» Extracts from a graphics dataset
┄┄┄┄┄┄┄┄┄┄

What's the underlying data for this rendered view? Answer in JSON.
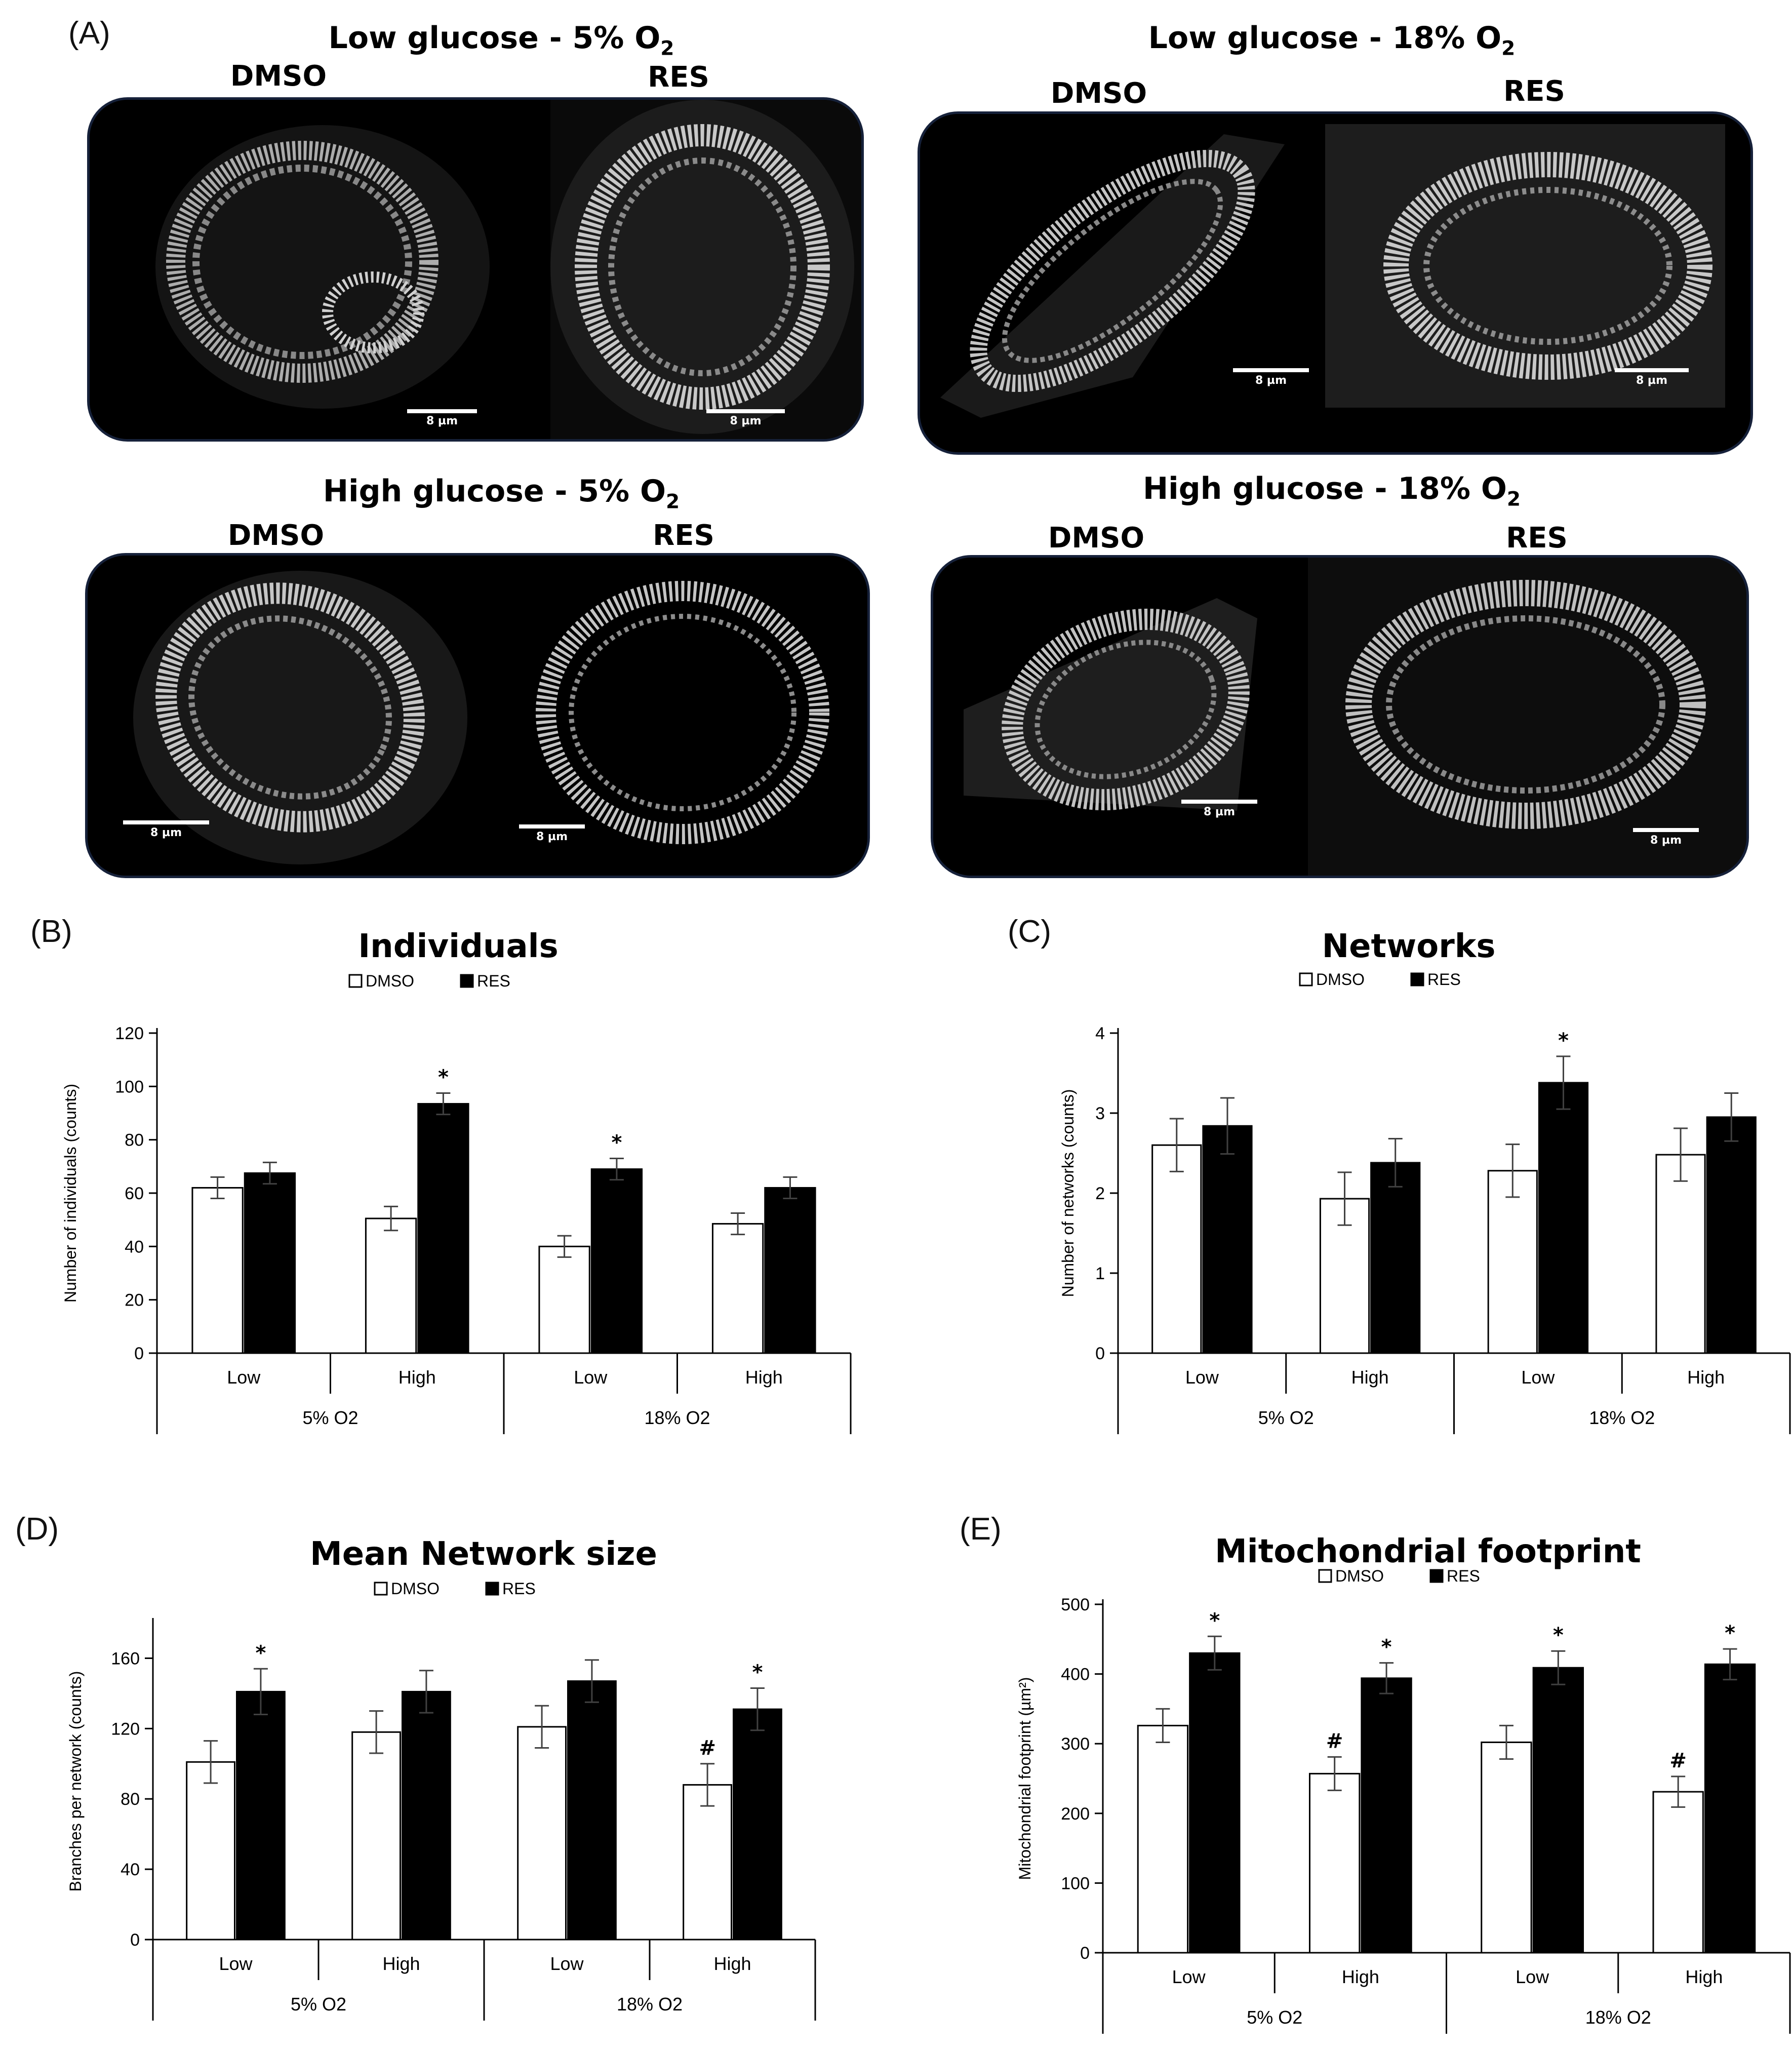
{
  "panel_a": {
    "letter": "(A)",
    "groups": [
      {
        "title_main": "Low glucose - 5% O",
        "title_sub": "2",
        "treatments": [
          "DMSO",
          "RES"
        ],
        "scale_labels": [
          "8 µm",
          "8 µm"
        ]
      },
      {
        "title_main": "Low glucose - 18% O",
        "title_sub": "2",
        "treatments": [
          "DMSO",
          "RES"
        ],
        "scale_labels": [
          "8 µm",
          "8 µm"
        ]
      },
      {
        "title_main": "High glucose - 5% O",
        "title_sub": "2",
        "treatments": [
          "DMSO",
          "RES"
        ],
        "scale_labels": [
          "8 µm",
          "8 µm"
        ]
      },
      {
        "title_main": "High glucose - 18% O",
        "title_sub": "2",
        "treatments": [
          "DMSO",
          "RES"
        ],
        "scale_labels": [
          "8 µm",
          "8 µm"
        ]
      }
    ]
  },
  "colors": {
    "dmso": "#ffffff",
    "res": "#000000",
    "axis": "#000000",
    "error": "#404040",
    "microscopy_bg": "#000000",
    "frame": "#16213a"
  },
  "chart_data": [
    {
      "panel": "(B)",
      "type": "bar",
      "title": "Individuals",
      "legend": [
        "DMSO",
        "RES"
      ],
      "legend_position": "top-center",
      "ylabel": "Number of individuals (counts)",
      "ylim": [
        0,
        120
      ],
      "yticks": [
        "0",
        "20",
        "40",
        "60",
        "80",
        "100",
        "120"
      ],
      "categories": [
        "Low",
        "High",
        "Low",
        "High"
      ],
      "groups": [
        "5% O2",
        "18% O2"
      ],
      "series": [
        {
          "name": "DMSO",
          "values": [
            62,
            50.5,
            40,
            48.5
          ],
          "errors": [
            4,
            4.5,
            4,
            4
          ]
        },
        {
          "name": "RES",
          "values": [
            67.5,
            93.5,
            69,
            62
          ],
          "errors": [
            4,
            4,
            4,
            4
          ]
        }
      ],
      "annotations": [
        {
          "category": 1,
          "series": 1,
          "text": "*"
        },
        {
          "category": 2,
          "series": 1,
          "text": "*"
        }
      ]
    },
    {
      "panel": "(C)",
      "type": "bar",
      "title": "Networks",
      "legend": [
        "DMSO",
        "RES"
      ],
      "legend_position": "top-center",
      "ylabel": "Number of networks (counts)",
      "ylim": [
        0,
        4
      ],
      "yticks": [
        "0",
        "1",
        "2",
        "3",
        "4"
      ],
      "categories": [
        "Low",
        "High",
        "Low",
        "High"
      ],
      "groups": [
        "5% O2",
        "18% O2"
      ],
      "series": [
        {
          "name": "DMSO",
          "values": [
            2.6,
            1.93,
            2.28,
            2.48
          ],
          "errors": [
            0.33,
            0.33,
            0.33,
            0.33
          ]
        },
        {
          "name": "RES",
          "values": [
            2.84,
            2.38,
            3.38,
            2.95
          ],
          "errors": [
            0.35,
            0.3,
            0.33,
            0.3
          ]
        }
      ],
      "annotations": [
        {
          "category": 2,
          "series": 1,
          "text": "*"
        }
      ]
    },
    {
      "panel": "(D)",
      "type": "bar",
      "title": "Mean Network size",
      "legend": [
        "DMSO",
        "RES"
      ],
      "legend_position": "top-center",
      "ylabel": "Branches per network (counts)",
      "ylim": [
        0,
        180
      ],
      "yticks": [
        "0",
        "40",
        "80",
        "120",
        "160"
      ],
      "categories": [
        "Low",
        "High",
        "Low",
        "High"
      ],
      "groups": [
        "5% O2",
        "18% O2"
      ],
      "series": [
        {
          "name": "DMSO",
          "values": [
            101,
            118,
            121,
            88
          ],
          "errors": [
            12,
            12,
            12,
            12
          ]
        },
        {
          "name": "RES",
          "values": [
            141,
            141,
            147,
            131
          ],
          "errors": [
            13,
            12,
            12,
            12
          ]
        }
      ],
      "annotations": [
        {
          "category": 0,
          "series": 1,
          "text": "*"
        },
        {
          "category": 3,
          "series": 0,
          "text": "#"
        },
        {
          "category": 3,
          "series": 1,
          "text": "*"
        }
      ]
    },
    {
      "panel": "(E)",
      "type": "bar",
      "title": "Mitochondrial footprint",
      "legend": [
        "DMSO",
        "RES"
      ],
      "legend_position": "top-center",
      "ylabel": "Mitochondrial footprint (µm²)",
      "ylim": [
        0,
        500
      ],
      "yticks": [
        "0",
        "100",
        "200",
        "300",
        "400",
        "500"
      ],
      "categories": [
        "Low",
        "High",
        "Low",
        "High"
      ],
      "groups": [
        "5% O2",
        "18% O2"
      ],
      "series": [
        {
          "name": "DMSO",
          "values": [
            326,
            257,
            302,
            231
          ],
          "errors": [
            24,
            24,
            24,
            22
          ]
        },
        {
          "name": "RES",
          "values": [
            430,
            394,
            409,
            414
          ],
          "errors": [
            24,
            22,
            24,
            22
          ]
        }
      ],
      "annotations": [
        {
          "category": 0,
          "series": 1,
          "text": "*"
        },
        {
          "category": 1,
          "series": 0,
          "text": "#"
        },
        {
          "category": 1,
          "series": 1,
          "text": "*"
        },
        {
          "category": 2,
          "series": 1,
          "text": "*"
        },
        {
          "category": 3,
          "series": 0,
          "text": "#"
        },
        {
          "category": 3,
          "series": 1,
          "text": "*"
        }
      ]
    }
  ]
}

┄┄┄┄┄┄┄┄┄┄

» The problem
Leave every image out, and retype the material exactly.

» Result of this exercise
What's the underlying data for this rendered view? Answer in JSON.
{
  "panel_a": {
    "letter": "(A)",
    "groups": [
      {
        "title_main": "Low glucose - 5% O",
        "title_sub": "2",
        "treatments": [
          "DMSO",
          "RES"
        ],
        "scale_labels": [
          "8 µm",
          "8 µm"
        ]
      },
      {
        "title_main": "Low glucose - 18% O",
        "title_sub": "2",
        "treatments": [
          "DMSO",
          "RES"
        ],
        "scale_labels": [
          "8 µm",
          "8 µm"
        ]
      },
      {
        "title_main": "High glucose - 5% O",
        "title_sub": "2",
        "treatments": [
          "DMSO",
          "RES"
        ],
        "scale_labels": [
          "8 µm",
          "8 µm"
        ]
      },
      {
        "title_main": "High glucose - 18% O",
        "title_sub": "2",
        "treatments": [
          "DMSO",
          "RES"
        ],
        "scale_labels": [
          "8 µm",
          "8 µm"
        ]
      }
    ]
  },
  "colors": {
    "dmso": "#ffffff",
    "res": "#000000",
    "axis": "#000000",
    "error": "#404040",
    "microscopy_bg": "#000000",
    "frame": "#16213a"
  },
  "chart_data": [
    {
      "panel": "(B)",
      "type": "bar",
      "title": "Individuals",
      "legend": [
        "DMSO",
        "RES"
      ],
      "legend_position": "top-center",
      "ylabel": "Number of individuals (counts)",
      "ylim": [
        0,
        120
      ],
      "yticks": [
        "0",
        "20",
        "40",
        "60",
        "80",
        "100",
        "120"
      ],
      "categories": [
        "Low",
        "High",
        "Low",
        "High"
      ],
      "groups": [
        "5% O2",
        "18% O2"
      ],
      "series": [
        {
          "name": "DMSO",
          "values": [
            62,
            50.5,
            40,
            48.5
          ],
          "errors": [
            4,
            4.5,
            4,
            4
          ]
        },
        {
          "name": "RES",
          "values": [
            67.5,
            93.5,
            69,
            62
          ],
          "errors": [
            4,
            4,
            4,
            4
          ]
        }
      ],
      "annotations": [
        {
          "category": 1,
          "series": 1,
          "text": "*"
        },
        {
          "category": 2,
          "series": 1,
          "text": "*"
        }
      ]
    },
    {
      "panel": "(C)",
      "type": "bar",
      "title": "Networks",
      "legend": [
        "DMSO",
        "RES"
      ],
      "legend_position": "top-center",
      "ylabel": "Number of networks (counts)",
      "ylim": [
        0,
        4
      ],
      "yticks": [
        "0",
        "1",
        "2",
        "3",
        "4"
      ],
      "categories": [
        "Low",
        "High",
        "Low",
        "High"
      ],
      "groups": [
        "5% O2",
        "18% O2"
      ],
      "series": [
        {
          "name": "DMSO",
          "values": [
            2.6,
            1.93,
            2.28,
            2.48
          ],
          "errors": [
            0.33,
            0.33,
            0.33,
            0.33
          ]
        },
        {
          "name": "RES",
          "values": [
            2.84,
            2.38,
            3.38,
            2.95
          ],
          "errors": [
            0.35,
            0.3,
            0.33,
            0.3
          ]
        }
      ],
      "annotations": [
        {
          "category": 2,
          "series": 1,
          "text": "*"
        }
      ]
    },
    {
      "panel": "(D)",
      "type": "bar",
      "title": "Mean Network size",
      "legend": [
        "DMSO",
        "RES"
      ],
      "legend_position": "top-center",
      "ylabel": "Branches per network (counts)",
      "ylim": [
        0,
        180
      ],
      "yticks": [
        "0",
        "40",
        "80",
        "120",
        "160"
      ],
      "categories": [
        "Low",
        "High",
        "Low",
        "High"
      ],
      "groups": [
        "5% O2",
        "18% O2"
      ],
      "series": [
        {
          "name": "DMSO",
          "values": [
            101,
            118,
            121,
            88
          ],
          "errors": [
            12,
            12,
            12,
            12
          ]
        },
        {
          "name": "RES",
          "values": [
            141,
            141,
            147,
            131
          ],
          "errors": [
            13,
            12,
            12,
            12
          ]
        }
      ],
      "annotations": [
        {
          "category": 0,
          "series": 1,
          "text": "*"
        },
        {
          "category": 3,
          "series": 0,
          "text": "#"
        },
        {
          "category": 3,
          "series": 1,
          "text": "*"
        }
      ]
    },
    {
      "panel": "(E)",
      "type": "bar",
      "title": "Mitochondrial footprint",
      "legend": [
        "DMSO",
        "RES"
      ],
      "legend_position": "top-center",
      "ylabel": "Mitochondrial footprint (µm²)",
      "ylim": [
        0,
        500
      ],
      "yticks": [
        "0",
        "100",
        "200",
        "300",
        "400",
        "500"
      ],
      "categories": [
        "Low",
        "High",
        "Low",
        "High"
      ],
      "groups": [
        "5% O2",
        "18% O2"
      ],
      "series": [
        {
          "name": "DMSO",
          "values": [
            326,
            257,
            302,
            231
          ],
          "errors": [
            24,
            24,
            24,
            22
          ]
        },
        {
          "name": "RES",
          "values": [
            430,
            394,
            409,
            414
          ],
          "errors": [
            24,
            22,
            24,
            22
          ]
        }
      ],
      "annotations": [
        {
          "category": 0,
          "series": 1,
          "text": "*"
        },
        {
          "category": 1,
          "series": 0,
          "text": "#"
        },
        {
          "category": 1,
          "series": 1,
          "text": "*"
        },
        {
          "category": 2,
          "series": 1,
          "text": "*"
        },
        {
          "category": 3,
          "series": 0,
          "text": "#"
        },
        {
          "category": 3,
          "series": 1,
          "text": "*"
        }
      ]
    }
  ]
}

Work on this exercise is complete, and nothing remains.